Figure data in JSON
::::

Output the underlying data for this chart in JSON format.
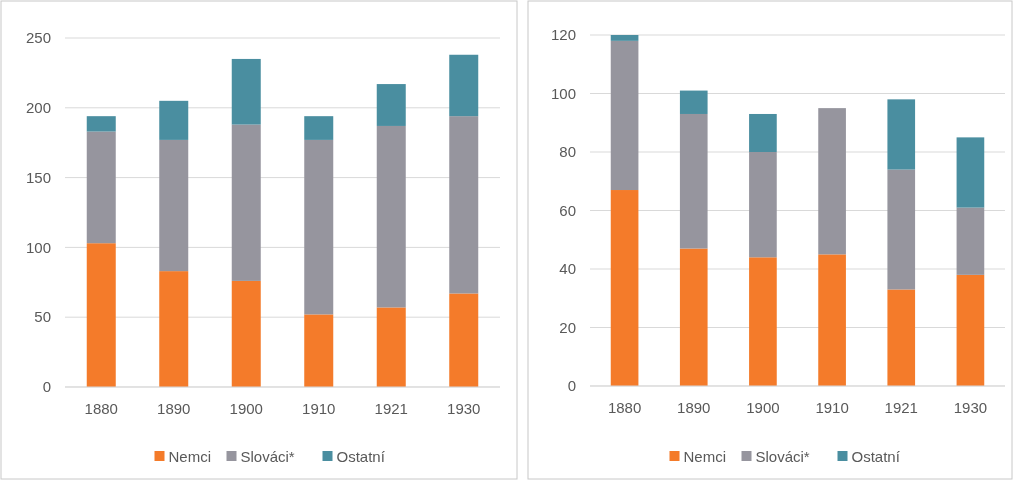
{
  "chart_data": [
    {
      "type": "bar",
      "stacked": true,
      "categories": [
        "1880",
        "1890",
        "1900",
        "1910",
        "1921",
        "1930"
      ],
      "ylim": [
        0,
        250
      ],
      "yticks": [
        0,
        50,
        100,
        150,
        200,
        250
      ],
      "grid": "y",
      "legend": "bottom",
      "series": [
        {
          "name": "Nemci",
          "color": "#f47b2a",
          "values": [
            103,
            83,
            76,
            52,
            57,
            67
          ]
        },
        {
          "name": "Slováci*",
          "color": "#96959e",
          "values": [
            80,
            94,
            112,
            125,
            130,
            127
          ]
        },
        {
          "name": "Ostatní",
          "color": "#4a8ea0",
          "values": [
            11,
            28,
            47,
            17,
            30,
            44
          ]
        }
      ]
    },
    {
      "type": "bar",
      "stacked": true,
      "categories": [
        "1880",
        "1890",
        "1900",
        "1910",
        "1921",
        "1930"
      ],
      "ylim": [
        0,
        120
      ],
      "yticks": [
        0,
        20,
        40,
        60,
        80,
        100,
        120
      ],
      "grid": "y",
      "legend": "bottom",
      "series": [
        {
          "name": "Nemci",
          "color": "#f47b2a",
          "values": [
            67,
            47,
            44,
            45,
            33,
            38
          ]
        },
        {
          "name": "Slováci*",
          "color": "#96959e",
          "values": [
            51,
            46,
            36,
            50,
            41,
            23
          ]
        },
        {
          "name": "Ostatní",
          "color": "#4a8ea0",
          "values": [
            2,
            8,
            13,
            0,
            24,
            24
          ]
        }
      ]
    }
  ]
}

::::

### REQUIRED TASK
Write out every entry again word for word, without any of the pictures.

### FINISHED TASK
Output the underlying data for this chart in JSON format.
{
  "chart_data": [
    {
      "type": "bar",
      "stacked": true,
      "categories": [
        "1880",
        "1890",
        "1900",
        "1910",
        "1921",
        "1930"
      ],
      "ylim": [
        0,
        250
      ],
      "yticks": [
        0,
        50,
        100,
        150,
        200,
        250
      ],
      "grid": "y",
      "legend": "bottom",
      "series": [
        {
          "name": "Nemci",
          "color": "#f47b2a",
          "values": [
            103,
            83,
            76,
            52,
            57,
            67
          ]
        },
        {
          "name": "Slováci*",
          "color": "#96959e",
          "values": [
            80,
            94,
            112,
            125,
            130,
            127
          ]
        },
        {
          "name": "Ostatní",
          "color": "#4a8ea0",
          "values": [
            11,
            28,
            47,
            17,
            30,
            44
          ]
        }
      ]
    },
    {
      "type": "bar",
      "stacked": true,
      "categories": [
        "1880",
        "1890",
        "1900",
        "1910",
        "1921",
        "1930"
      ],
      "ylim": [
        0,
        120
      ],
      "yticks": [
        0,
        20,
        40,
        60,
        80,
        100,
        120
      ],
      "grid": "y",
      "legend": "bottom",
      "series": [
        {
          "name": "Nemci",
          "color": "#f47b2a",
          "values": [
            67,
            47,
            44,
            45,
            33,
            38
          ]
        },
        {
          "name": "Slováci*",
          "color": "#96959e",
          "values": [
            51,
            46,
            36,
            50,
            41,
            23
          ]
        },
        {
          "name": "Ostatní",
          "color": "#4a8ea0",
          "values": [
            2,
            8,
            13,
            0,
            24,
            24
          ]
        }
      ]
    }
  ]
}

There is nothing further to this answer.